Data entries
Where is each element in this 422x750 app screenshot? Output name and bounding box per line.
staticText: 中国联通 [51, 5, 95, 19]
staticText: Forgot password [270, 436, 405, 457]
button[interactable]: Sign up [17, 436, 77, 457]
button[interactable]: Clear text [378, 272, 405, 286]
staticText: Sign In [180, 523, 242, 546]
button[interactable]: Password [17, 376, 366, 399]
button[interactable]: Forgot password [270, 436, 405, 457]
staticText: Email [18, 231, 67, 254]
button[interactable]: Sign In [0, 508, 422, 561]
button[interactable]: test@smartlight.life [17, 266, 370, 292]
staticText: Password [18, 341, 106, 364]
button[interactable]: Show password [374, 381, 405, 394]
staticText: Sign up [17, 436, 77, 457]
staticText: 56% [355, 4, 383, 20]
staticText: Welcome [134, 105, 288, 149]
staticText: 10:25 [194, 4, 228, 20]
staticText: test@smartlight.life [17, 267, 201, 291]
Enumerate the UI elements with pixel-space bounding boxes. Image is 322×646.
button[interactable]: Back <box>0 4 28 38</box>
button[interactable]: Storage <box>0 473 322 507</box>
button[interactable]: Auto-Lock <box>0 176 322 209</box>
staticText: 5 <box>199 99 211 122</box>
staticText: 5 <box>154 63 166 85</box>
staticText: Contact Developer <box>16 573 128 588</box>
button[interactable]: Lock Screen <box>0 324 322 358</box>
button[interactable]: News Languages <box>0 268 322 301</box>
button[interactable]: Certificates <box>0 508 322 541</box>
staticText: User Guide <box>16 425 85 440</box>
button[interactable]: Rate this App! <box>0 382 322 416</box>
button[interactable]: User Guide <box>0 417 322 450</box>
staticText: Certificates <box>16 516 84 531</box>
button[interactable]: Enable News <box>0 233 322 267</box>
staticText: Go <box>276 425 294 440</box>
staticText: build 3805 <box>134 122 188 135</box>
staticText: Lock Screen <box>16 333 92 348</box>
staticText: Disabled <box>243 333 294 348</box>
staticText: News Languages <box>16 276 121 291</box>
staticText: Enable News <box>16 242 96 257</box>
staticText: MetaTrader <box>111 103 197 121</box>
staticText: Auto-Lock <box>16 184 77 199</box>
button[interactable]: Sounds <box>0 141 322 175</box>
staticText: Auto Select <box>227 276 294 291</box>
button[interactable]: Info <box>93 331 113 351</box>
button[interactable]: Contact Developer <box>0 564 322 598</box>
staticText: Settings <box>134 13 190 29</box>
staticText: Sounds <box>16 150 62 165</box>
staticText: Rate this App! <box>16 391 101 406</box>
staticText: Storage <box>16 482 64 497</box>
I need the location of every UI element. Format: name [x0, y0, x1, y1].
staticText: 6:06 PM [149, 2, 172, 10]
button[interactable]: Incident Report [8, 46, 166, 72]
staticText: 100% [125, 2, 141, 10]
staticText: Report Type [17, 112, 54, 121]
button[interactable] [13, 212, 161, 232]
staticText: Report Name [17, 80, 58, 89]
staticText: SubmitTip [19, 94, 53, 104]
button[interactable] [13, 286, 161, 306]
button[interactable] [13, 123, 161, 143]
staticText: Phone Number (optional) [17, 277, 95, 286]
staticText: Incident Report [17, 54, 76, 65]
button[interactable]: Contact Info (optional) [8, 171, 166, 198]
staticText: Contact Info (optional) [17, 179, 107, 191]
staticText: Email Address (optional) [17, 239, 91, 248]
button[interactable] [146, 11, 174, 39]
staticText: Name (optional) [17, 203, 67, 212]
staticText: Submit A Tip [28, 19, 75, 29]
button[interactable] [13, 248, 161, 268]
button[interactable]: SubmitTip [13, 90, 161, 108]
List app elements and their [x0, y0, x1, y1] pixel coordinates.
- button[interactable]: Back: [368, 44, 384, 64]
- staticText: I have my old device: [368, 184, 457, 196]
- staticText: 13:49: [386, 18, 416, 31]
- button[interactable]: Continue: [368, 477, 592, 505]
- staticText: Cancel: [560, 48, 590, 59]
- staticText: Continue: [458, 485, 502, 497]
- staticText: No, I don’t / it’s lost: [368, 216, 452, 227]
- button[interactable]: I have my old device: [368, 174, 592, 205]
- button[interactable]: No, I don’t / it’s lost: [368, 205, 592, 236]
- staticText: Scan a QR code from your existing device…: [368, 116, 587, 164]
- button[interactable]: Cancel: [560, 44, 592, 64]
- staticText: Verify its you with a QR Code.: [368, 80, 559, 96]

What to do
Repeat all of the data above word for word, with nothing left out or changed.

The solution
Where is each element in this 422x750 app screenshot? Output name and bounding box per line.
staticText: 中国联通 [51, 5, 95, 19]
staticText: Forgot password [270, 436, 405, 457]
button[interactable]: Sign up [17, 436, 77, 457]
button[interactable]: Clear text [378, 272, 405, 286]
staticText: Sign In [180, 523, 242, 546]
button[interactable]: Password [17, 376, 366, 399]
button[interactable]: Forgot password [270, 436, 405, 457]
staticText: Email [18, 231, 67, 254]
button[interactable]: Sign In [0, 508, 422, 561]
button[interactable]: test@smartlight.life [17, 266, 370, 292]
staticText: Password [18, 341, 106, 364]
button[interactable]: Show password [374, 381, 405, 394]
staticText: Sign up [17, 436, 77, 457]
staticText: 56% [355, 4, 383, 20]
staticText: Welcome [134, 105, 288, 149]
staticText: 10:25 [194, 4, 228, 20]
staticText: test@smartlight.life [17, 267, 201, 291]
Enumerate the UI elements with pixel-space bounding boxes. Image is 322×646.
button[interactable]: Back <box>0 4 28 38</box>
button[interactable]: Storage <box>0 473 322 507</box>
button[interactable]: Auto-Lock <box>0 176 322 209</box>
staticText: 5 <box>199 99 211 122</box>
staticText: 5 <box>154 63 166 85</box>
staticText: Contact Developer <box>16 573 128 588</box>
button[interactable]: Lock Screen <box>0 324 322 358</box>
button[interactable]: News Languages <box>0 268 322 301</box>
button[interactable]: Certificates <box>0 508 322 541</box>
staticText: User Guide <box>16 425 85 440</box>
button[interactable]: Rate this App! <box>0 382 322 416</box>
button[interactable]: User Guide <box>0 417 322 450</box>
staticText: Certificates <box>16 516 84 531</box>
button[interactable]: Enable News <box>0 233 322 267</box>
staticText: Go <box>276 425 294 440</box>
staticText: build 3805 <box>134 122 188 135</box>
staticText: Lock Screen <box>16 333 92 348</box>
staticText: Disabled <box>243 333 294 348</box>
staticText: News Languages <box>16 276 121 291</box>
staticText: Enable News <box>16 242 96 257</box>
staticText: MetaTrader <box>111 103 197 121</box>
staticText: Auto-Lock <box>16 184 77 199</box>
button[interactable]: Sounds <box>0 141 322 175</box>
staticText: Auto Select <box>227 276 294 291</box>
button[interactable]: Info <box>93 331 113 351</box>
button[interactable]: Contact Developer <box>0 564 322 598</box>
staticText: Settings <box>134 13 190 29</box>
staticText: Sounds <box>16 150 62 165</box>
staticText: Rate this App! <box>16 391 101 406</box>
staticText: Storage <box>16 482 64 497</box>
I need the location of every UI element. Format: name [x0, y0, x1, y1].
staticText: 6:06 PM [149, 2, 172, 10]
button[interactable]: Incident Report [8, 46, 166, 72]
staticText: 100% [125, 2, 141, 10]
staticText: Report Type [17, 112, 54, 121]
button[interactable] [13, 212, 161, 232]
staticText: Report Name [17, 80, 58, 89]
staticText: SubmitTip [19, 94, 53, 104]
button[interactable] [13, 286, 161, 306]
button[interactable] [13, 123, 161, 143]
staticText: Phone Number (optional) [17, 277, 95, 286]
staticText: Incident Report [17, 54, 76, 65]
button[interactable]: Contact Info (optional) [8, 171, 166, 198]
staticText: Contact Info (optional) [17, 179, 107, 191]
staticText: Email Address (optional) [17, 239, 91, 248]
button[interactable] [146, 11, 174, 39]
staticText: Name (optional) [17, 203, 67, 212]
staticText: Submit A Tip [28, 19, 75, 29]
button[interactable] [13, 248, 161, 268]
button[interactable]: SubmitTip [13, 90, 161, 108]
List app elements and their [x0, y0, x1, y1] pixel coordinates.
- button[interactable]: Back: [368, 44, 384, 64]
- staticText: I have my old device: [368, 184, 457, 196]
- staticText: 13:49: [386, 18, 416, 31]
- button[interactable]: Continue: [368, 477, 592, 505]
- staticText: Cancel: [560, 48, 590, 59]
- staticText: Continue: [458, 485, 502, 497]
- staticText: No, I don’t / it’s lost: [368, 216, 452, 227]
- button[interactable]: I have my old device: [368, 174, 592, 205]
- button[interactable]: No, I don’t / it’s lost: [368, 205, 592, 236]
- staticText: Scan a QR code from your existing device…: [368, 116, 587, 164]
- button[interactable]: Cancel: [560, 44, 592, 64]
- staticText: Verify its you with a QR Code.: [368, 80, 559, 96]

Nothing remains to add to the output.